_The problem_. Read through the data and count the lines that contain the string "Object"; give only the result.

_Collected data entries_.
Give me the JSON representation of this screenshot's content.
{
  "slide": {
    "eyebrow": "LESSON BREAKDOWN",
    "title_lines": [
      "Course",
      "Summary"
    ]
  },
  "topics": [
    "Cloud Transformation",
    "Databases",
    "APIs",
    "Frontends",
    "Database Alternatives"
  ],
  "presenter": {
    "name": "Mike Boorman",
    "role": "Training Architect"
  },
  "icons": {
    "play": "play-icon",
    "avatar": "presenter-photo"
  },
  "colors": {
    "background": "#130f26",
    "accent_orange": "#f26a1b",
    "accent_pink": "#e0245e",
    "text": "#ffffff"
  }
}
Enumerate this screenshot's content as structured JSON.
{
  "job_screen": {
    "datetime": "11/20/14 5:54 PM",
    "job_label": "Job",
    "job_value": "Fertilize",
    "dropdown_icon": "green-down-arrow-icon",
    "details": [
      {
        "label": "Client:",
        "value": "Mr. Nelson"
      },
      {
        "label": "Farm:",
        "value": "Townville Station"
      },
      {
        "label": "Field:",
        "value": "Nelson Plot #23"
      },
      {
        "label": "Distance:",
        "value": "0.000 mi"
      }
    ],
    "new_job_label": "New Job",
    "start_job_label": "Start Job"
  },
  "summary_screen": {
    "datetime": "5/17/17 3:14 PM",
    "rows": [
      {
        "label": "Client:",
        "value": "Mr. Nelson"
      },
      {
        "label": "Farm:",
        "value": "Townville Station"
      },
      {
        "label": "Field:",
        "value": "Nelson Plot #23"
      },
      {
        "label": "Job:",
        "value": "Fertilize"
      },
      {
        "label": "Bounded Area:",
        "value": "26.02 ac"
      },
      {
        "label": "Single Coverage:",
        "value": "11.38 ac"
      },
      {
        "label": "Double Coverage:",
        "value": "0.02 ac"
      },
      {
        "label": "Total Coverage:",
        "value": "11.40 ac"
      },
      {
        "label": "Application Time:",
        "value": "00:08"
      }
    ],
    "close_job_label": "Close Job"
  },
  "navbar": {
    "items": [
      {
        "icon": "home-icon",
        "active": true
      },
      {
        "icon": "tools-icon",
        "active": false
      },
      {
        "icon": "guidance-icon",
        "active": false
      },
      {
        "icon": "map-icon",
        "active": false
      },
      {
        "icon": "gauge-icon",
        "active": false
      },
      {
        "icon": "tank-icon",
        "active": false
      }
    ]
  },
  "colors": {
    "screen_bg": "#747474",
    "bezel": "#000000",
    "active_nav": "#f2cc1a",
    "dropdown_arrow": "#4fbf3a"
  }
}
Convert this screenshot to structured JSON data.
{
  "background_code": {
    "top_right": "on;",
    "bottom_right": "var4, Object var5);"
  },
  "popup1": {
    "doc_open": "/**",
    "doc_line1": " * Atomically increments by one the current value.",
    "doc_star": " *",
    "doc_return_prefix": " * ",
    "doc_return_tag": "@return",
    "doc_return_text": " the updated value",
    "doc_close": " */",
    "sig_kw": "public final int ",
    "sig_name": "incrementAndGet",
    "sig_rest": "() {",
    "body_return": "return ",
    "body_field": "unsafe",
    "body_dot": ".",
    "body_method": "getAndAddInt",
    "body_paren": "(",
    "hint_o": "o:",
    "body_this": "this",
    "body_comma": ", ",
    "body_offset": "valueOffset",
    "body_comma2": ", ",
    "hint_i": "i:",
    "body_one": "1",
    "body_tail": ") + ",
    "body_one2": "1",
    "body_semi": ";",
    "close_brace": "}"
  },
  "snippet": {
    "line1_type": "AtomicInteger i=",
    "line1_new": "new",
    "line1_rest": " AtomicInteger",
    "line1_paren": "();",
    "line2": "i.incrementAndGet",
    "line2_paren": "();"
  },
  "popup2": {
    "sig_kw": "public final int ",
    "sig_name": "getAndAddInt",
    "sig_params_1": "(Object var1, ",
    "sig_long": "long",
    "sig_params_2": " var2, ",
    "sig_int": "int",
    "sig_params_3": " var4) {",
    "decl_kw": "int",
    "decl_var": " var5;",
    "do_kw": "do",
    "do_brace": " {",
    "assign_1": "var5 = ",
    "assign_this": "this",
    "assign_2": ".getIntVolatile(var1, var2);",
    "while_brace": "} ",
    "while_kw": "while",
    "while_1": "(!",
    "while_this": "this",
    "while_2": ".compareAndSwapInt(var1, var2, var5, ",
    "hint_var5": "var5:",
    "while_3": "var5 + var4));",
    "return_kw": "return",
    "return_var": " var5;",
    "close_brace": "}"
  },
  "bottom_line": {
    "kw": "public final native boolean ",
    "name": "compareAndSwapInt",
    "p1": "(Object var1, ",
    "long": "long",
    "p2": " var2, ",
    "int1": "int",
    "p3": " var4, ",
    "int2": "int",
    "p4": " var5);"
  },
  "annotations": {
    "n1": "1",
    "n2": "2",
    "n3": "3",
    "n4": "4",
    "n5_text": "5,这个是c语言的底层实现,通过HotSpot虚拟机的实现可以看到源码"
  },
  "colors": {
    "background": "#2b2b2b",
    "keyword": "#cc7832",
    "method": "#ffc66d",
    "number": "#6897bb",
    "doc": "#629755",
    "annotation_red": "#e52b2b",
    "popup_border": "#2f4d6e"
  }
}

_Full output_. 3